» **Aim**
Reproduce all records exactly.

===============

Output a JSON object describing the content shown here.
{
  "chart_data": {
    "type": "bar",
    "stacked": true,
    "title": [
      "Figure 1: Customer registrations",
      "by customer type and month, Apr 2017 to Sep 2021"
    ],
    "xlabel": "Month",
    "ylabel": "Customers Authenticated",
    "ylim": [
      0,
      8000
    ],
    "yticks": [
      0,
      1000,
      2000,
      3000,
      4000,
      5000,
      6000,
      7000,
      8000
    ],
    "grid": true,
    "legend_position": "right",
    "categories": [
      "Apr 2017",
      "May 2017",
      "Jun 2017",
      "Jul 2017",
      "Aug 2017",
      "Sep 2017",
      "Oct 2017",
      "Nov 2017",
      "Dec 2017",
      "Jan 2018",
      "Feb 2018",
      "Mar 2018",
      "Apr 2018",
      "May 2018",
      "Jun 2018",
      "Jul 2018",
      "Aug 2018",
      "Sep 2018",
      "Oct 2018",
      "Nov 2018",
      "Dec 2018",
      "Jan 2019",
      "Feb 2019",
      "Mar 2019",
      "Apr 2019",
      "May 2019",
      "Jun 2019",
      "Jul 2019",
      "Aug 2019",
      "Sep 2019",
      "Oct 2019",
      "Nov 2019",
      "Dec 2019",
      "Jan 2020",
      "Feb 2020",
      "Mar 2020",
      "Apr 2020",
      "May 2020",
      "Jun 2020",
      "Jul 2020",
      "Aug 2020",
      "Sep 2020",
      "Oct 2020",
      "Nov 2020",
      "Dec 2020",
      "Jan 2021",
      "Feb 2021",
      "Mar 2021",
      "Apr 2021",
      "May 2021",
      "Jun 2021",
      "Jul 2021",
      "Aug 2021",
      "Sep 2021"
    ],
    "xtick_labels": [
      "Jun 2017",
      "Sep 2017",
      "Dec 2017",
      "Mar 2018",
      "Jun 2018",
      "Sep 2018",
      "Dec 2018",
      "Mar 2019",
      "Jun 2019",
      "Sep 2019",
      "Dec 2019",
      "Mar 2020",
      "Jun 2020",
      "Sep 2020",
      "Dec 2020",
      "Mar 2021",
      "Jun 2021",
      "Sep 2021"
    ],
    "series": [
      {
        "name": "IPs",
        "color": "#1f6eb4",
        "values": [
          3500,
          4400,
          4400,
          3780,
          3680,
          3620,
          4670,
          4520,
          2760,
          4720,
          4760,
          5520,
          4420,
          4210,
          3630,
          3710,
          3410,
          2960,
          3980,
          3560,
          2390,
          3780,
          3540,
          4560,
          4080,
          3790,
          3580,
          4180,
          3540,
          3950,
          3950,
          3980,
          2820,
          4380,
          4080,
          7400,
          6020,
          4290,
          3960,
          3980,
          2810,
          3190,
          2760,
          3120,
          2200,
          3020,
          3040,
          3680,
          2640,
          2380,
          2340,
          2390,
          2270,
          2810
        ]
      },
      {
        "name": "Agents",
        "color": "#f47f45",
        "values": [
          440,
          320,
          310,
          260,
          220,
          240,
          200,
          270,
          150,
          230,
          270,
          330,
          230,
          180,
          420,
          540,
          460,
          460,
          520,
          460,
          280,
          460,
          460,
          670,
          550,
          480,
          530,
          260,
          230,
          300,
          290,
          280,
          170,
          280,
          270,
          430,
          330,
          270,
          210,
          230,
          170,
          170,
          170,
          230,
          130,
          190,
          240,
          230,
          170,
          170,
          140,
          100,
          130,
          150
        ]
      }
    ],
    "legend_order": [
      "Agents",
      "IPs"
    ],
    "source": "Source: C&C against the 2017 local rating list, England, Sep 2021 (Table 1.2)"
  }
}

===============

» **Solution for this task**
Output a JSON object describing the content shown here.
{
  "chart_data": {
    "type": "bar",
    "stacked": true,
    "title": [
      "Figure 1: Customer registrations",
      "by customer type and month, Apr 2017 to Sep 2021"
    ],
    "xlabel": "Month",
    "ylabel": "Customers Authenticated",
    "ylim": [
      0,
      8000
    ],
    "yticks": [
      0,
      1000,
      2000,
      3000,
      4000,
      5000,
      6000,
      7000,
      8000
    ],
    "grid": true,
    "legend_position": "right",
    "categories": [
      "Apr 2017",
      "May 2017",
      "Jun 2017",
      "Jul 2017",
      "Aug 2017",
      "Sep 2017",
      "Oct 2017",
      "Nov 2017",
      "Dec 2017",
      "Jan 2018",
      "Feb 2018",
      "Mar 2018",
      "Apr 2018",
      "May 2018",
      "Jun 2018",
      "Jul 2018",
      "Aug 2018",
      "Sep 2018",
      "Oct 2018",
      "Nov 2018",
      "Dec 2018",
      "Jan 2019",
      "Feb 2019",
      "Mar 2019",
      "Apr 2019",
      "May 2019",
      "Jun 2019",
      "Jul 2019",
      "Aug 2019",
      "Sep 2019",
      "Oct 2019",
      "Nov 2019",
      "Dec 2019",
      "Jan 2020",
      "Feb 2020",
      "Mar 2020",
      "Apr 2020",
      "May 2020",
      "Jun 2020",
      "Jul 2020",
      "Aug 2020",
      "Sep 2020",
      "Oct 2020",
      "Nov 2020",
      "Dec 2020",
      "Jan 2021",
      "Feb 2021",
      "Mar 2021",
      "Apr 2021",
      "May 2021",
      "Jun 2021",
      "Jul 2021",
      "Aug 2021",
      "Sep 2021"
    ],
    "xtick_labels": [
      "Jun 2017",
      "Sep 2017",
      "Dec 2017",
      "Mar 2018",
      "Jun 2018",
      "Sep 2018",
      "Dec 2018",
      "Mar 2019",
      "Jun 2019",
      "Sep 2019",
      "Dec 2019",
      "Mar 2020",
      "Jun 2020",
      "Sep 2020",
      "Dec 2020",
      "Mar 2021",
      "Jun 2021",
      "Sep 2021"
    ],
    "series": [
      {
        "name": "IPs",
        "color": "#1f6eb4",
        "values": [
          3500,
          4400,
          4400,
          3780,
          3680,
          3620,
          4670,
          4520,
          2760,
          4720,
          4760,
          5520,
          4420,
          4210,
          3630,
          3710,
          3410,
          2960,
          3980,
          3560,
          2390,
          3780,
          3540,
          4560,
          4080,
          3790,
          3580,
          4180,
          3540,
          3950,
          3950,
          3980,
          2820,
          4380,
          4080,
          7400,
          6020,
          4290,
          3960,
          3980,
          2810,
          3190,
          2760,
          3120,
          2200,
          3020,
          3040,
          3680,
          2640,
          2380,
          2340,
          2390,
          2270,
          2810
        ]
      },
      {
        "name": "Agents",
        "color": "#f47f45",
        "values": [
          440,
          320,
          310,
          260,
          220,
          240,
          200,
          270,
          150,
          230,
          270,
          330,
          230,
          180,
          420,
          540,
          460,
          460,
          520,
          460,
          280,
          460,
          460,
          670,
          550,
          480,
          530,
          260,
          230,
          300,
          290,
          280,
          170,
          280,
          270,
          430,
          330,
          270,
          210,
          230,
          170,
          170,
          170,
          230,
          130,
          190,
          240,
          230,
          170,
          170,
          140,
          100,
          130,
          150
        ]
      }
    ],
    "legend_order": [
      "Agents",
      "IPs"
    ],
    "source": "Source: C&C against the 2017 local rating list, England, Sep 2021 (Table 1.2)"
  }
}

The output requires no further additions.